**Exercise requirements**
Once the pictures are set aside, transcribe the remaining data exactly.
==== Data shown ====
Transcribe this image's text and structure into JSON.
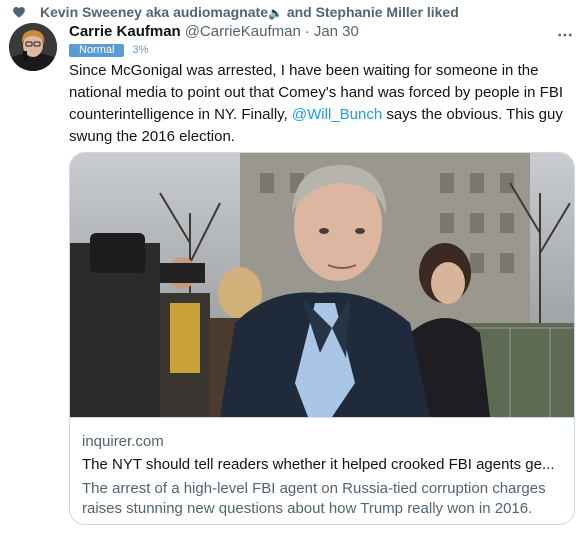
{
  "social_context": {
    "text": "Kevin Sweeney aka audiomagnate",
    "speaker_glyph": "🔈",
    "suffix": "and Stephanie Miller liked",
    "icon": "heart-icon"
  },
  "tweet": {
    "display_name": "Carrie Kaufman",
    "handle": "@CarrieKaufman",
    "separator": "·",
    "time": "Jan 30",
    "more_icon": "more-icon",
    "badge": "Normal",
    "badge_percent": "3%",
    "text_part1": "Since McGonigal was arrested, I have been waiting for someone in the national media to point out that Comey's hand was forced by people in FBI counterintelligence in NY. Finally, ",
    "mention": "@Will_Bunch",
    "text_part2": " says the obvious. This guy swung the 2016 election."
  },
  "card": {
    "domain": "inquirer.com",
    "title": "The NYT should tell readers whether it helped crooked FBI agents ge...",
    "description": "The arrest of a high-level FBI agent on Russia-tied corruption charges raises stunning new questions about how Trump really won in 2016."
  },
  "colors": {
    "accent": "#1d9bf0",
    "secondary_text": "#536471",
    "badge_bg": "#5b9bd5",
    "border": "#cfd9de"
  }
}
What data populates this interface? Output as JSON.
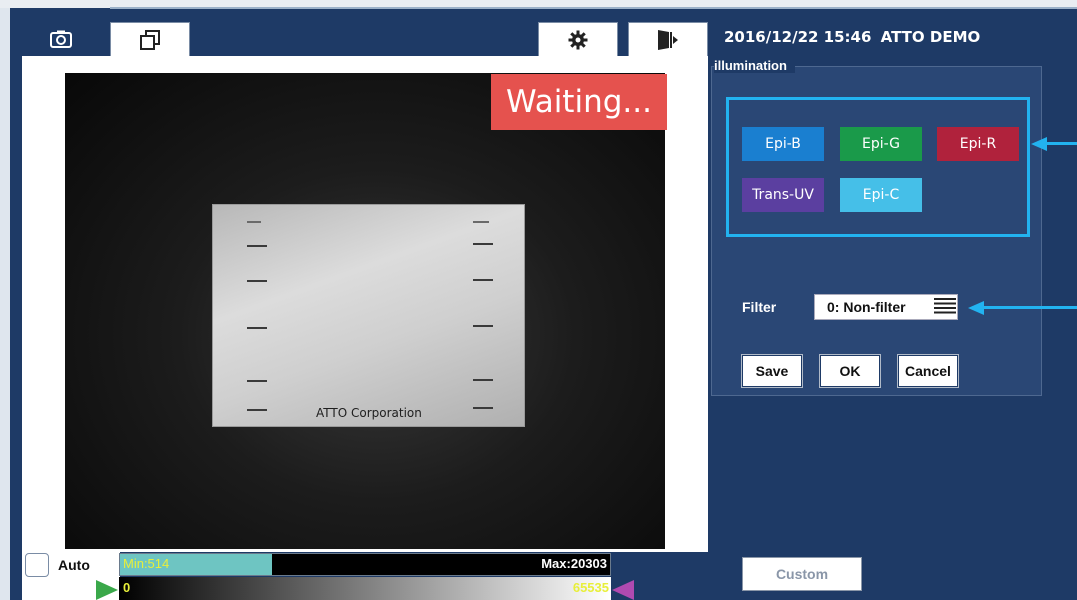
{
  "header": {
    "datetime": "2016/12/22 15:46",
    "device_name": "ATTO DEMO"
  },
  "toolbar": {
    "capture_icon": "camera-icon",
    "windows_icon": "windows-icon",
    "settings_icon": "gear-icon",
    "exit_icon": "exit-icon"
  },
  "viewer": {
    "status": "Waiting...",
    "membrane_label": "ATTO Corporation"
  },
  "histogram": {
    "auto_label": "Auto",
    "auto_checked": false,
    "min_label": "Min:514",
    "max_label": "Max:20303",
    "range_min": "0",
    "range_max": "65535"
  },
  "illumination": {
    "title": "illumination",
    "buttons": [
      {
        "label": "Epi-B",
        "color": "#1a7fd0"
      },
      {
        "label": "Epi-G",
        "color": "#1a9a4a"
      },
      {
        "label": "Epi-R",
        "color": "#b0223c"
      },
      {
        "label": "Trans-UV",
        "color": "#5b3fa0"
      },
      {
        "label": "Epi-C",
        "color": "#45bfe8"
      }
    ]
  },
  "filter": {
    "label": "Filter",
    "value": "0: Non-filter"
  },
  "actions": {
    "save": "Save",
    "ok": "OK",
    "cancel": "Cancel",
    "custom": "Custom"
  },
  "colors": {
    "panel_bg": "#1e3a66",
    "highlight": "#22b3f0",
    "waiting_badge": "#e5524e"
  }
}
====
**Result below**
Transcribe this image's text and structure into JSON.
{
  "social_context": {
    "text": "Kevin Sweeney aka audiomagnate",
    "speaker_glyph": "🔈",
    "suffix": "and Stephanie Miller liked",
    "icon": "heart-icon"
  },
  "tweet": {
    "display_name": "Carrie Kaufman",
    "handle": "@CarrieKaufman",
    "separator": "·",
    "time": "Jan 30",
    "more_icon": "more-icon",
    "badge": "Normal",
    "badge_percent": "3%",
    "text_part1": "Since McGonigal was arrested, I have been waiting for someone in the national media to point out that Comey's hand was forced by people in FBI counterintelligence in NY. Finally, ",
    "mention": "@Will_Bunch",
    "text_part2": " says the obvious. This guy swung the 2016 election."
  },
  "card": {
    "domain": "inquirer.com",
    "title": "The NYT should tell readers whether it helped crooked FBI agents ge...",
    "description": "The arrest of a high-level FBI agent on Russia-tied corruption charges raises stunning new questions about how Trump really won in 2016."
  },
  "colors": {
    "accent": "#1d9bf0",
    "secondary_text": "#536471",
    "badge_bg": "#5b9bd5",
    "border": "#cfd9de"
  }
}
What data populates this interface? Output as JSON.
{
  "header": {
    "datetime": "2016/12/22 15:46",
    "device_name": "ATTO DEMO"
  },
  "toolbar": {
    "capture_icon": "camera-icon",
    "windows_icon": "windows-icon",
    "settings_icon": "gear-icon",
    "exit_icon": "exit-icon"
  },
  "viewer": {
    "status": "Waiting...",
    "membrane_label": "ATTO Corporation"
  },
  "histogram": {
    "auto_label": "Auto",
    "auto_checked": false,
    "min_label": "Min:514",
    "max_label": "Max:20303",
    "range_min": "0",
    "range_max": "65535"
  },
  "illumination": {
    "title": "illumination",
    "buttons": [
      {
        "label": "Epi-B",
        "color": "#1a7fd0"
      },
      {
        "label": "Epi-G",
        "color": "#1a9a4a"
      },
      {
        "label": "Epi-R",
        "color": "#b0223c"
      },
      {
        "label": "Trans-UV",
        "color": "#5b3fa0"
      },
      {
        "label": "Epi-C",
        "color": "#45bfe8"
      }
    ]
  },
  "filter": {
    "label": "Filter",
    "value": "0: Non-filter"
  },
  "actions": {
    "save": "Save",
    "ok": "OK",
    "cancel": "Cancel",
    "custom": "Custom"
  },
  "colors": {
    "panel_bg": "#1e3a66",
    "highlight": "#22b3f0",
    "waiting_badge": "#e5524e"
  }
}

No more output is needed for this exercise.